• [TASK DIRECTIONS] Return all lines below containing the word "additional".

• [RAW DATA]
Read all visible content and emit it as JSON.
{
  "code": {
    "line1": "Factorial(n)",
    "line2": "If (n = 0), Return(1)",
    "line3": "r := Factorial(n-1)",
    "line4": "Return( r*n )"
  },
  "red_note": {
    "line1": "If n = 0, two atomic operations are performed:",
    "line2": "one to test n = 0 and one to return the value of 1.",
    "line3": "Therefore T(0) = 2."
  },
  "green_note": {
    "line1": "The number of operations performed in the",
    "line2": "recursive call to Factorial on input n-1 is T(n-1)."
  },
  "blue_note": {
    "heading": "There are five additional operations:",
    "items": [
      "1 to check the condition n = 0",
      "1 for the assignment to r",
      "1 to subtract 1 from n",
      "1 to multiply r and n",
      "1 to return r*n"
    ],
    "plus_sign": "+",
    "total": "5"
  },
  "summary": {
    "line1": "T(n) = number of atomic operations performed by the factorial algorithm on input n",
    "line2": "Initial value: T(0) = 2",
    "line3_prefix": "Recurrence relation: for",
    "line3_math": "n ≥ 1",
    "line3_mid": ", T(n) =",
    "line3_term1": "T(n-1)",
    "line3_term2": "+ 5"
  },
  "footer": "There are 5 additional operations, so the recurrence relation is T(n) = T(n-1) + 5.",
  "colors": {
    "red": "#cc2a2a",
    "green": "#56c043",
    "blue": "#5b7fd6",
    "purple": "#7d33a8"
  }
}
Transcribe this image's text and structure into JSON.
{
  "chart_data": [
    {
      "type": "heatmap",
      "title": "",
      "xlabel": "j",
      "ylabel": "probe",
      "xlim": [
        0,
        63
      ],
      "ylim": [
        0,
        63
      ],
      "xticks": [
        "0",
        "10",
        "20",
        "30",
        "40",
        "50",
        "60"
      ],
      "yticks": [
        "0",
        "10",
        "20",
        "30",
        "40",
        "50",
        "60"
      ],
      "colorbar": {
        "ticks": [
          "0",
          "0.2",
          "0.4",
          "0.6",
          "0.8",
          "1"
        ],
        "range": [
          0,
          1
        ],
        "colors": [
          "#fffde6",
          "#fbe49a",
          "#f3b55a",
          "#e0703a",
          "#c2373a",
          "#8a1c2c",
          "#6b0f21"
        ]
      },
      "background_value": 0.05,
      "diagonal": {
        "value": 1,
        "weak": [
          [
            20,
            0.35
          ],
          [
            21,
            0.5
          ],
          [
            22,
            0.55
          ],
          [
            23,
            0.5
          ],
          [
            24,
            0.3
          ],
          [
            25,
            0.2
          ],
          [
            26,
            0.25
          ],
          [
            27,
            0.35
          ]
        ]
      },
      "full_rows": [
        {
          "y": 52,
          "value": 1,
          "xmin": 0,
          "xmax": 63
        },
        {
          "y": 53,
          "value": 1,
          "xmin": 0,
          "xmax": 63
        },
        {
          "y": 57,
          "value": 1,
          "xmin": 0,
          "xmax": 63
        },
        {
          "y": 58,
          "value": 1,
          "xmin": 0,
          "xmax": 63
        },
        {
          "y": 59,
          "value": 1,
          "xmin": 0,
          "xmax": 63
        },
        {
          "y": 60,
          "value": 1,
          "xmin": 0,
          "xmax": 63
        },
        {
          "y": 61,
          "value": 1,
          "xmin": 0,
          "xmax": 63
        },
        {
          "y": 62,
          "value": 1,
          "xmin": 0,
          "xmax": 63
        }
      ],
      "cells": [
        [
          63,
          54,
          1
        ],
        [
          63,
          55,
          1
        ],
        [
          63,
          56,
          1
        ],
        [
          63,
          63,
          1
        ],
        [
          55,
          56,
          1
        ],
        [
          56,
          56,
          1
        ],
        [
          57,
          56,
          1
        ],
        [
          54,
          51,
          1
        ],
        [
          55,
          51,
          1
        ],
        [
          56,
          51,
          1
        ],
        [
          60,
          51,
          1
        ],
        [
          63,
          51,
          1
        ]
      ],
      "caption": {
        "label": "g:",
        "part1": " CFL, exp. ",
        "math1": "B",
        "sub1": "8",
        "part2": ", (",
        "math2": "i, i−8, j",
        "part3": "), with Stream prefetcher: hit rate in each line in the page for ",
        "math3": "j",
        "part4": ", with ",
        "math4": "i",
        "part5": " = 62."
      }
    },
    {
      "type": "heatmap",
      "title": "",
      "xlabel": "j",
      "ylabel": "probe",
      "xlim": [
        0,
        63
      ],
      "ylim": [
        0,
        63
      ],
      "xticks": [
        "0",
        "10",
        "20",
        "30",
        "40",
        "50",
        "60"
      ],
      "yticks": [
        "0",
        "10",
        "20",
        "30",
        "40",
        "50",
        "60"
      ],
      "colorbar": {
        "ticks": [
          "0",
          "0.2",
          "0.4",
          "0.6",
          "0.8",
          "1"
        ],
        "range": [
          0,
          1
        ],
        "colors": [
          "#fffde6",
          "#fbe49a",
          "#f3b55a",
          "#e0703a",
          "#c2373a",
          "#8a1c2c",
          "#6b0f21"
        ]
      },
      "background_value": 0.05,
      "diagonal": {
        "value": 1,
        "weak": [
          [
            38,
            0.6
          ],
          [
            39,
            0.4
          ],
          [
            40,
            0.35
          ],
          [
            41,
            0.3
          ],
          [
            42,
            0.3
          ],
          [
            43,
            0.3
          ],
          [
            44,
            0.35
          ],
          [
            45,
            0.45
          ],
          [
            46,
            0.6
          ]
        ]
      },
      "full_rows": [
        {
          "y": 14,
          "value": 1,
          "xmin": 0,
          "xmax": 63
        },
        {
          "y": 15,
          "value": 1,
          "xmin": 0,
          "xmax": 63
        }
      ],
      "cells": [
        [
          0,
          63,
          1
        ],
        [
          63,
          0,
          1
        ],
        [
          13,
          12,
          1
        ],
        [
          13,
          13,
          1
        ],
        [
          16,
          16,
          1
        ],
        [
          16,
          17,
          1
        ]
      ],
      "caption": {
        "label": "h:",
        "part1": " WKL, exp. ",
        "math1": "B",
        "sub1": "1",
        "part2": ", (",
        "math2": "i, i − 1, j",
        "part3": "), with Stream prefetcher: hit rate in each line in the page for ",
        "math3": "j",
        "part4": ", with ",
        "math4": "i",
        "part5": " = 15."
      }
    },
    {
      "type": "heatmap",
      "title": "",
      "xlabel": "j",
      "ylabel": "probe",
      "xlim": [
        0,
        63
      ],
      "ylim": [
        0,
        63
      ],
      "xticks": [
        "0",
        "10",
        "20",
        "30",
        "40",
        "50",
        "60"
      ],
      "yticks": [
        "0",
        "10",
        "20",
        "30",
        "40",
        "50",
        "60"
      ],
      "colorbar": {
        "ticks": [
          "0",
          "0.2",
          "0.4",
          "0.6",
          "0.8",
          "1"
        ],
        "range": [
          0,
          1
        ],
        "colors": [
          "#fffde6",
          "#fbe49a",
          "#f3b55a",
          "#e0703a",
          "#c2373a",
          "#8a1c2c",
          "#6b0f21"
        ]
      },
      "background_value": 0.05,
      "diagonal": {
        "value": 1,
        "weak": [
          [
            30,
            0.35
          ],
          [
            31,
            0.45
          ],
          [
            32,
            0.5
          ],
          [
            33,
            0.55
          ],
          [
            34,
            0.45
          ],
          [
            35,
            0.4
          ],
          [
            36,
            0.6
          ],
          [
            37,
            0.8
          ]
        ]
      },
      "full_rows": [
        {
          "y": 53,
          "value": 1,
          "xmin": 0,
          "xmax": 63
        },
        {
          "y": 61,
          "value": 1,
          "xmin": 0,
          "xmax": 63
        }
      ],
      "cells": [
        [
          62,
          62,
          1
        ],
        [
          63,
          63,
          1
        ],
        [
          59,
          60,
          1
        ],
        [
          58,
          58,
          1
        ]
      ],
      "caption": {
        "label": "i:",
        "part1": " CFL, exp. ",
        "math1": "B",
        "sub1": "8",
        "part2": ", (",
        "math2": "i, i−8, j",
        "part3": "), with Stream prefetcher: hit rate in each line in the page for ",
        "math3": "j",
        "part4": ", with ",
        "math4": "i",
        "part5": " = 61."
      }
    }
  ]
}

• [THE COMPLETED TASK]
    "heading": "There are five additional operations:",
  "footer": "There are 5 additional operations, so the recurrence relation is T(n) = T(n-1) + 5.",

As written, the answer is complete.